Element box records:
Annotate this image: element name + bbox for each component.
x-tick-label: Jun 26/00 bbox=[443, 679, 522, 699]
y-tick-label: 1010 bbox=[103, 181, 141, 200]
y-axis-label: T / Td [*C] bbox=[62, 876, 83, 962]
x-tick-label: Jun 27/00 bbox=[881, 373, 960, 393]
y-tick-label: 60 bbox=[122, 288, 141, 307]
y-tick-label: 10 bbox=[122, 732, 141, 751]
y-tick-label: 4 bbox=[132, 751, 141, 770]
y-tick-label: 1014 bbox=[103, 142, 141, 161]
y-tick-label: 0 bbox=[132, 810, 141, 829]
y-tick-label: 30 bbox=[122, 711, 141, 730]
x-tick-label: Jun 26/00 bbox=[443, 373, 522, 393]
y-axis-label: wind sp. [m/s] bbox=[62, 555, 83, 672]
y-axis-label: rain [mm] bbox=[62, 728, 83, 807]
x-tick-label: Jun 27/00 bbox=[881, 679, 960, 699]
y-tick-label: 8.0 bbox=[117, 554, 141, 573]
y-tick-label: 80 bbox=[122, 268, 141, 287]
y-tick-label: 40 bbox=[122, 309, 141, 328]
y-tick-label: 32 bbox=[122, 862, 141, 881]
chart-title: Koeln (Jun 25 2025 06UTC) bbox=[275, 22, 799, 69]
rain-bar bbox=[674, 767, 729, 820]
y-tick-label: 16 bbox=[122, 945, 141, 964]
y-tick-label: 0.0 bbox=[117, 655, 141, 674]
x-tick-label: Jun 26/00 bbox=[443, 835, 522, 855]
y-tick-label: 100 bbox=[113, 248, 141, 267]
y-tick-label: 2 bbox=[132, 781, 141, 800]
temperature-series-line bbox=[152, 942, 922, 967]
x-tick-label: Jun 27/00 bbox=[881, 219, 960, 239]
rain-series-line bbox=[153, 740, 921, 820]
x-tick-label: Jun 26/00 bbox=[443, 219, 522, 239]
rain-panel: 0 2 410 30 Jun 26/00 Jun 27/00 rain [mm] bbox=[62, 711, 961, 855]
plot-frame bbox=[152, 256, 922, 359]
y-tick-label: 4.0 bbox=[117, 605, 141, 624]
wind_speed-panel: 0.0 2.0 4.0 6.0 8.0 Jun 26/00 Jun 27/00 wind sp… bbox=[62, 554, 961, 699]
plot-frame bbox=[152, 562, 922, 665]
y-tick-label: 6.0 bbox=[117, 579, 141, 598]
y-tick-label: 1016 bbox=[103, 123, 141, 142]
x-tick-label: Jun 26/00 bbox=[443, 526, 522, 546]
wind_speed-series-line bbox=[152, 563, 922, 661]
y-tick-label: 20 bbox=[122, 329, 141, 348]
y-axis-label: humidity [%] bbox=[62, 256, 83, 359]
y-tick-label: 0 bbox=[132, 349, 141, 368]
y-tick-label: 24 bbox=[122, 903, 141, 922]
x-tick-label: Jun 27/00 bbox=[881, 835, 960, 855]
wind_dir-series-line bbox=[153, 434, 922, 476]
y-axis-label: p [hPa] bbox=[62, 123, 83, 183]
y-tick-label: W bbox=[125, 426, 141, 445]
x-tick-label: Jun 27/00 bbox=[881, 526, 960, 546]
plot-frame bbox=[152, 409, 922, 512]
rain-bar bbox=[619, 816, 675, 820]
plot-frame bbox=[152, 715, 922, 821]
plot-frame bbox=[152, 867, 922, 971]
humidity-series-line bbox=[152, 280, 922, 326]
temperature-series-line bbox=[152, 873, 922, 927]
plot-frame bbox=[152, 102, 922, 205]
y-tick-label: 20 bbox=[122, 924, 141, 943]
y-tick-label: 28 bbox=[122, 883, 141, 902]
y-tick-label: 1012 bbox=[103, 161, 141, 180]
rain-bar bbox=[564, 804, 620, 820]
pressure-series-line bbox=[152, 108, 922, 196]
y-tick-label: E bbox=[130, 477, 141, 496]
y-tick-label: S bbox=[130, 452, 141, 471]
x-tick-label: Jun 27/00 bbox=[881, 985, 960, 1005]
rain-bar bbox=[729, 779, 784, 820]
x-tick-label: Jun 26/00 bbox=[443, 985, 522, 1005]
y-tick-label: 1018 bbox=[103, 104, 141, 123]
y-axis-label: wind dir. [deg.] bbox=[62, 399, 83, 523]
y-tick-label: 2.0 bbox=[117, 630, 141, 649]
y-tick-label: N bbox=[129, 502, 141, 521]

• _DIRECTIONS FOR THIS TASK_: Tally the lines in the material above that contain the string "plot". Case counts. Give only the number.

• _EXPECTED ANSWER_: 6